Every record should be written out exactly, please.

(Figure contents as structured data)
---*---

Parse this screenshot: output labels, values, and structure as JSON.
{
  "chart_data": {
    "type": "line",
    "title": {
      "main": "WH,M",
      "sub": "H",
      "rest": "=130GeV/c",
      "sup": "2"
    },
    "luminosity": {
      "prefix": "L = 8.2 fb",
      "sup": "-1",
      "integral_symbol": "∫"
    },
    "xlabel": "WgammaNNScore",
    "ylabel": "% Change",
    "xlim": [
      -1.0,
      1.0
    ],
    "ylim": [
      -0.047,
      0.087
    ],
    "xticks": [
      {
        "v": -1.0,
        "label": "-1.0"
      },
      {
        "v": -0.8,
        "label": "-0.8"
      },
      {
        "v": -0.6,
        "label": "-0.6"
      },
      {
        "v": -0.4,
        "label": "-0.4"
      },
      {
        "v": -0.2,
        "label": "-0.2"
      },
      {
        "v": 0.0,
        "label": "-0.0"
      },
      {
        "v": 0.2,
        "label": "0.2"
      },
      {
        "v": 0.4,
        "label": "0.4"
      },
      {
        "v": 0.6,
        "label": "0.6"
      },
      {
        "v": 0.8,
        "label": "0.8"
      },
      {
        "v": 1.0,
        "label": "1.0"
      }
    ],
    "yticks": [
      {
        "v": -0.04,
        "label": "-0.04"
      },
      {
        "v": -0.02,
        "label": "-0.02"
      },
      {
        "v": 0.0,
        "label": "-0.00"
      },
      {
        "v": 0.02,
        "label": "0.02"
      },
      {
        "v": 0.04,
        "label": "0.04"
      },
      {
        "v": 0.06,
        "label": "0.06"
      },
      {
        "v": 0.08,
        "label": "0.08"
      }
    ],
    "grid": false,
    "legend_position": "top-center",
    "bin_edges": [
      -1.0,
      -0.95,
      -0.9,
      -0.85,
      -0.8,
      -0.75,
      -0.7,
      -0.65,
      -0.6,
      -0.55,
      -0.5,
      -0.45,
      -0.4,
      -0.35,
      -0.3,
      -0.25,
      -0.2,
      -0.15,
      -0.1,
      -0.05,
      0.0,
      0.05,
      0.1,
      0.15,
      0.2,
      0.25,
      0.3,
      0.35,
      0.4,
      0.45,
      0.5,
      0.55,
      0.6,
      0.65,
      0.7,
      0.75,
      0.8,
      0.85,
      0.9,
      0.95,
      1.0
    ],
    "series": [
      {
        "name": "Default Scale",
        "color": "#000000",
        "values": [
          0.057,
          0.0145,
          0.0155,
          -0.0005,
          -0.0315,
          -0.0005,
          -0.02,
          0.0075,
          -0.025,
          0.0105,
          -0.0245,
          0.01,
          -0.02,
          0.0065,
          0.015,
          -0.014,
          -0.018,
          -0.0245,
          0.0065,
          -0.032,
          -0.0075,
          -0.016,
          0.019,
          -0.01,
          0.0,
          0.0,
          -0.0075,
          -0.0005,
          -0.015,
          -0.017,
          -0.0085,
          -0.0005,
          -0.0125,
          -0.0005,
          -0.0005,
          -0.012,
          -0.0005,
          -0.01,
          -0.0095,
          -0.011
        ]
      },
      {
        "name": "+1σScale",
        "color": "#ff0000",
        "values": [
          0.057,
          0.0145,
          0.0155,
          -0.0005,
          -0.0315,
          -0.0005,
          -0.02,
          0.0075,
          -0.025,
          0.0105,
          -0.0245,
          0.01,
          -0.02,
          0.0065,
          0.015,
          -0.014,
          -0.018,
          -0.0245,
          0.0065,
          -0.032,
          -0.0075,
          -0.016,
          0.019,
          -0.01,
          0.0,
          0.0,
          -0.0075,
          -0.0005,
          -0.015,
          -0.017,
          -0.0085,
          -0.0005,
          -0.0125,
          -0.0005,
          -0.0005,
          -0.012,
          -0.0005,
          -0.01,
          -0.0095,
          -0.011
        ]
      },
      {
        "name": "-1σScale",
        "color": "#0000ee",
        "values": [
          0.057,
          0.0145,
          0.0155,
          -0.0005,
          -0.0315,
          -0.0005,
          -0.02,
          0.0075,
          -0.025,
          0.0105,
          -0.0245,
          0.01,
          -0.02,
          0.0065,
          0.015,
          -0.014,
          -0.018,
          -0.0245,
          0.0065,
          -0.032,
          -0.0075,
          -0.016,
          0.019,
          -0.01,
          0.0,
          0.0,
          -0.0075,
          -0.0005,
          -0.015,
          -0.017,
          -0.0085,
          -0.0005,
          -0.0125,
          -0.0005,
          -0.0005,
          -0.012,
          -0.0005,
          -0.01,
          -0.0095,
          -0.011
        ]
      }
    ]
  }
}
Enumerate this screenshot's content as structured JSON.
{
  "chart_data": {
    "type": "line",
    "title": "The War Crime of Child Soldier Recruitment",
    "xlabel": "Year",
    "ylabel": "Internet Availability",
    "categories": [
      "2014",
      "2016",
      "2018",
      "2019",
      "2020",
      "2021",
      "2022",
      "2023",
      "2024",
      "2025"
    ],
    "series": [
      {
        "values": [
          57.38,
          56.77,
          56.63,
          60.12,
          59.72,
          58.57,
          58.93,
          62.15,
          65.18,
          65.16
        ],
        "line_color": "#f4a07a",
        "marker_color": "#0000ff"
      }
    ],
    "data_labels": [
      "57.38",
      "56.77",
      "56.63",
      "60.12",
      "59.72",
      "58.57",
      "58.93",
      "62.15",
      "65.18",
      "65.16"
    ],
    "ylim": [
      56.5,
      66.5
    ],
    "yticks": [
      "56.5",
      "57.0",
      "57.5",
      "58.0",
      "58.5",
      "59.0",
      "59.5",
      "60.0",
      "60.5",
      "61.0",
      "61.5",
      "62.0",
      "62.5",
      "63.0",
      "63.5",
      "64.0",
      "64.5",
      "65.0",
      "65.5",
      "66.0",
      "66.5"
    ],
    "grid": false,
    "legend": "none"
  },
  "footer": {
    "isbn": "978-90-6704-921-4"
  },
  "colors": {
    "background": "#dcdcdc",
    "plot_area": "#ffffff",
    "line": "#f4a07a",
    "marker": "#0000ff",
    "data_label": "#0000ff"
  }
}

---*---

▶ _RESULT OF THIS TASK_:
Parse this screenshot: output labels, values, and structure as JSON.
{
  "chart_data": {
    "type": "line",
    "title": {
      "main": "WH,M",
      "sub": "H",
      "rest": "=130GeV/c",
      "sup": "2"
    },
    "luminosity": {
      "prefix": "L = 8.2 fb",
      "sup": "-1",
      "integral_symbol": "∫"
    },
    "xlabel": "WgammaNNScore",
    "ylabel": "% Change",
    "xlim": [
      -1.0,
      1.0
    ],
    "ylim": [
      -0.047,
      0.087
    ],
    "xticks": [
      {
        "v": -1.0,
        "label": "-1.0"
      },
      {
        "v": -0.8,
        "label": "-0.8"
      },
      {
        "v": -0.6,
        "label": "-0.6"
      },
      {
        "v": -0.4,
        "label": "-0.4"
      },
      {
        "v": -0.2,
        "label": "-0.2"
      },
      {
        "v": 0.0,
        "label": "-0.0"
      },
      {
        "v": 0.2,
        "label": "0.2"
      },
      {
        "v": 0.4,
        "label": "0.4"
      },
      {
        "v": 0.6,
        "label": "0.6"
      },
      {
        "v": 0.8,
        "label": "0.8"
      },
      {
        "v": 1.0,
        "label": "1.0"
      }
    ],
    "yticks": [
      {
        "v": -0.04,
        "label": "-0.04"
      },
      {
        "v": -0.02,
        "label": "-0.02"
      },
      {
        "v": 0.0,
        "label": "-0.00"
      },
      {
        "v": 0.02,
        "label": "0.02"
      },
      {
        "v": 0.04,
        "label": "0.04"
      },
      {
        "v": 0.06,
        "label": "0.06"
      },
      {
        "v": 0.08,
        "label": "0.08"
      }
    ],
    "grid": false,
    "legend_position": "top-center",
    "bin_edges": [
      -1.0,
      -0.95,
      -0.9,
      -0.85,
      -0.8,
      -0.75,
      -0.7,
      -0.65,
      -0.6,
      -0.55,
      -0.5,
      -0.45,
      -0.4,
      -0.35,
      -0.3,
      -0.25,
      -0.2,
      -0.15,
      -0.1,
      -0.05,
      0.0,
      0.05,
      0.1,
      0.15,
      0.2,
      0.25,
      0.3,
      0.35,
      0.4,
      0.45,
      0.5,
      0.55,
      0.6,
      0.65,
      0.7,
      0.75,
      0.8,
      0.85,
      0.9,
      0.95,
      1.0
    ],
    "series": [
      {
        "name": "Default Scale",
        "color": "#000000",
        "values": [
          0.057,
          0.0145,
          0.0155,
          -0.0005,
          -0.0315,
          -0.0005,
          -0.02,
          0.0075,
          -0.025,
          0.0105,
          -0.0245,
          0.01,
          -0.02,
          0.0065,
          0.015,
          -0.014,
          -0.018,
          -0.0245,
          0.0065,
          -0.032,
          -0.0075,
          -0.016,
          0.019,
          -0.01,
          0.0,
          0.0,
          -0.0075,
          -0.0005,
          -0.015,
          -0.017,
          -0.0085,
          -0.0005,
          -0.0125,
          -0.0005,
          -0.0005,
          -0.012,
          -0.0005,
          -0.01,
          -0.0095,
          -0.011
        ]
      },
      {
        "name": "+1σScale",
        "color": "#ff0000",
        "values": [
          0.057,
          0.0145,
          0.0155,
          -0.0005,
          -0.0315,
          -0.0005,
          -0.02,
          0.0075,
          -0.025,
          0.0105,
          -0.0245,
          0.01,
          -0.02,
          0.0065,
          0.015,
          -0.014,
          -0.018,
          -0.0245,
          0.0065,
          -0.032,
          -0.0075,
          -0.016,
          0.019,
          -0.01,
          0.0,
          0.0,
          -0.0075,
          -0.0005,
          -0.015,
          -0.017,
          -0.0085,
          -0.0005,
          -0.0125,
          -0.0005,
          -0.0005,
          -0.012,
          -0.0005,
          -0.01,
          -0.0095,
          -0.011
        ]
      },
      {
        "name": "-1σScale",
        "color": "#0000ee",
        "values": [
          0.057,
          0.0145,
          0.0155,
          -0.0005,
          -0.0315,
          -0.0005,
          -0.02,
          0.0075,
          -0.025,
          0.0105,
          -0.0245,
          0.01,
          -0.02,
          0.0065,
          0.015,
          -0.014,
          -0.018,
          -0.0245,
          0.0065,
          -0.032,
          -0.0075,
          -0.016,
          0.019,
          -0.01,
          0.0,
          0.0,
          -0.0075,
          -0.0005,
          -0.015,
          -0.017,
          -0.0085,
          -0.0005,
          -0.0125,
          -0.0005,
          -0.0005,
          -0.012,
          -0.0005,
          -0.01,
          -0.0095,
          -0.011
        ]
      }
    ]
  }
}
Enumerate this screenshot's content as structured JSON.
{
  "chart_data": {
    "type": "line",
    "title": "The War Crime of Child Soldier Recruitment",
    "xlabel": "Year",
    "ylabel": "Internet Availability",
    "categories": [
      "2014",
      "2016",
      "2018",
      "2019",
      "2020",
      "2021",
      "2022",
      "2023",
      "2024",
      "2025"
    ],
    "series": [
      {
        "values": [
          57.38,
          56.77,
          56.63,
          60.12,
          59.72,
          58.57,
          58.93,
          62.15,
          65.18,
          65.16
        ],
        "line_color": "#f4a07a",
        "marker_color": "#0000ff"
      }
    ],
    "data_labels": [
      "57.38",
      "56.77",
      "56.63",
      "60.12",
      "59.72",
      "58.57",
      "58.93",
      "62.15",
      "65.18",
      "65.16"
    ],
    "ylim": [
      56.5,
      66.5
    ],
    "yticks": [
      "56.5",
      "57.0",
      "57.5",
      "58.0",
      "58.5",
      "59.0",
      "59.5",
      "60.0",
      "60.5",
      "61.0",
      "61.5",
      "62.0",
      "62.5",
      "63.0",
      "63.5",
      "64.0",
      "64.5",
      "65.0",
      "65.5",
      "66.0",
      "66.5"
    ],
    "grid": false,
    "legend": "none"
  },
  "footer": {
    "isbn": "978-90-6704-921-4"
  },
  "colors": {
    "background": "#dcdcdc",
    "plot_area": "#ffffff",
    "line": "#f4a07a",
    "marker": "#0000ff",
    "data_label": "#0000ff"
  }
}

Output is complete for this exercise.